▸ **Aim of the exercise**: Output all of the records exactly as written.

▸ **Entries provided**:
═══
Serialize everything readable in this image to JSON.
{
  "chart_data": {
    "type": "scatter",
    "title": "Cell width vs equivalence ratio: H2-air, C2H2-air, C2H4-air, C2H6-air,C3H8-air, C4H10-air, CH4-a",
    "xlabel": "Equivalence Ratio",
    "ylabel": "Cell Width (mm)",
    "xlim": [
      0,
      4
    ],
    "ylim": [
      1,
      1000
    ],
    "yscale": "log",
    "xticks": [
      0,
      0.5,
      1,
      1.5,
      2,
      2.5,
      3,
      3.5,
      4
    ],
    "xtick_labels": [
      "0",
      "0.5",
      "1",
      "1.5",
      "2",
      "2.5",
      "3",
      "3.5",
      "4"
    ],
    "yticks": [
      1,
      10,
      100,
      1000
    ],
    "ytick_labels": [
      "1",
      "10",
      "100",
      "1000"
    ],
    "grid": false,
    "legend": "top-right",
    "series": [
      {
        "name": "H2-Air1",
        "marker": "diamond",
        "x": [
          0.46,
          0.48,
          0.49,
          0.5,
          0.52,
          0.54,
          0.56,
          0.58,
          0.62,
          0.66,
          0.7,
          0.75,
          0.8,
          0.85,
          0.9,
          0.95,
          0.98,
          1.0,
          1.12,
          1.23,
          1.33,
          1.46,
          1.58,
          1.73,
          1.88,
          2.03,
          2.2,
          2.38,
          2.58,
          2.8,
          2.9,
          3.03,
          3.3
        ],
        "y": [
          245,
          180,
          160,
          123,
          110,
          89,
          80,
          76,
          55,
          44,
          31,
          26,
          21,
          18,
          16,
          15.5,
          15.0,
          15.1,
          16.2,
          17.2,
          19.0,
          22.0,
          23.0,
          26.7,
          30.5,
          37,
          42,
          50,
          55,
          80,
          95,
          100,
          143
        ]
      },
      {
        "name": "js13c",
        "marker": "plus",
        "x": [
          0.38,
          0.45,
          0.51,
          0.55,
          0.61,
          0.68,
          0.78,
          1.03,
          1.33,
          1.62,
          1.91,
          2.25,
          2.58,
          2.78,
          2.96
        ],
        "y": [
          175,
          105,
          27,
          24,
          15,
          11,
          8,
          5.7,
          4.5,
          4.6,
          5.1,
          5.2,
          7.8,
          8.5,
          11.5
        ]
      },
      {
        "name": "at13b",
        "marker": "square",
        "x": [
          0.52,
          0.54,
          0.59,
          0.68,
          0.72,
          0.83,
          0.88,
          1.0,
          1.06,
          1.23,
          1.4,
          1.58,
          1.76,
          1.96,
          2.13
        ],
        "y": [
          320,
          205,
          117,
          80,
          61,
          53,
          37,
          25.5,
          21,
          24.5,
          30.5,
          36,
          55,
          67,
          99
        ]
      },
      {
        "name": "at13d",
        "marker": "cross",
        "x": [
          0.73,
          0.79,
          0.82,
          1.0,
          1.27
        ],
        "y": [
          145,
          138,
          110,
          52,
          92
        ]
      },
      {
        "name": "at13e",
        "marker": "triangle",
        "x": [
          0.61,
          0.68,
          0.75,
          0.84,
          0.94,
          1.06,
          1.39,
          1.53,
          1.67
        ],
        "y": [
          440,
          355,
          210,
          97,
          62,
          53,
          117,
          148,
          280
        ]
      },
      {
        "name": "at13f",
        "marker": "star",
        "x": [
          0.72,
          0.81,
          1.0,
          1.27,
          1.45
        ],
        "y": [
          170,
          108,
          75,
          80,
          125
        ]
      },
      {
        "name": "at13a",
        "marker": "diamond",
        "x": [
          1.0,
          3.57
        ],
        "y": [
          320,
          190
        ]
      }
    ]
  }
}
═══
▸ **Written answer**:
Serialize everything readable in this image to JSON.
{
  "chart_data": {
    "type": "scatter",
    "title": "Cell width vs equivalence ratio: H2-air, C2H2-air, C2H4-air, C2H6-air,C3H8-air, C4H10-air, CH4-a",
    "xlabel": "Equivalence Ratio",
    "ylabel": "Cell Width (mm)",
    "xlim": [
      0,
      4
    ],
    "ylim": [
      1,
      1000
    ],
    "yscale": "log",
    "xticks": [
      0,
      0.5,
      1,
      1.5,
      2,
      2.5,
      3,
      3.5,
      4
    ],
    "xtick_labels": [
      "0",
      "0.5",
      "1",
      "1.5",
      "2",
      "2.5",
      "3",
      "3.5",
      "4"
    ],
    "yticks": [
      1,
      10,
      100,
      1000
    ],
    "ytick_labels": [
      "1",
      "10",
      "100",
      "1000"
    ],
    "grid": false,
    "legend": "top-right",
    "series": [
      {
        "name": "H2-Air1",
        "marker": "diamond",
        "x": [
          0.46,
          0.48,
          0.49,
          0.5,
          0.52,
          0.54,
          0.56,
          0.58,
          0.62,
          0.66,
          0.7,
          0.75,
          0.8,
          0.85,
          0.9,
          0.95,
          0.98,
          1.0,
          1.12,
          1.23,
          1.33,
          1.46,
          1.58,
          1.73,
          1.88,
          2.03,
          2.2,
          2.38,
          2.58,
          2.8,
          2.9,
          3.03,
          3.3
        ],
        "y": [
          245,
          180,
          160,
          123,
          110,
          89,
          80,
          76,
          55,
          44,
          31,
          26,
          21,
          18,
          16,
          15.5,
          15.0,
          15.1,
          16.2,
          17.2,
          19.0,
          22.0,
          23.0,
          26.7,
          30.5,
          37,
          42,
          50,
          55,
          80,
          95,
          100,
          143
        ]
      },
      {
        "name": "js13c",
        "marker": "plus",
        "x": [
          0.38,
          0.45,
          0.51,
          0.55,
          0.61,
          0.68,
          0.78,
          1.03,
          1.33,
          1.62,
          1.91,
          2.25,
          2.58,
          2.78,
          2.96
        ],
        "y": [
          175,
          105,
          27,
          24,
          15,
          11,
          8,
          5.7,
          4.5,
          4.6,
          5.1,
          5.2,
          7.8,
          8.5,
          11.5
        ]
      },
      {
        "name": "at13b",
        "marker": "square",
        "x": [
          0.52,
          0.54,
          0.59,
          0.68,
          0.72,
          0.83,
          0.88,
          1.0,
          1.06,
          1.23,
          1.4,
          1.58,
          1.76,
          1.96,
          2.13
        ],
        "y": [
          320,
          205,
          117,
          80,
          61,
          53,
          37,
          25.5,
          21,
          24.5,
          30.5,
          36,
          55,
          67,
          99
        ]
      },
      {
        "name": "at13d",
        "marker": "cross",
        "x": [
          0.73,
          0.79,
          0.82,
          1.0,
          1.27
        ],
        "y": [
          145,
          138,
          110,
          52,
          92
        ]
      },
      {
        "name": "at13e",
        "marker": "triangle",
        "x": [
          0.61,
          0.68,
          0.75,
          0.84,
          0.94,
          1.06,
          1.39,
          1.53,
          1.67
        ],
        "y": [
          440,
          355,
          210,
          97,
          62,
          53,
          117,
          148,
          280
        ]
      },
      {
        "name": "at13f",
        "marker": "star",
        "x": [
          0.72,
          0.81,
          1.0,
          1.27,
          1.45
        ],
        "y": [
          170,
          108,
          75,
          80,
          125
        ]
      },
      {
        "name": "at13a",
        "marker": "diamond",
        "x": [
          1.0,
          3.57
        ],
        "y": [
          320,
          190
        ]
      }
    ]
  }
}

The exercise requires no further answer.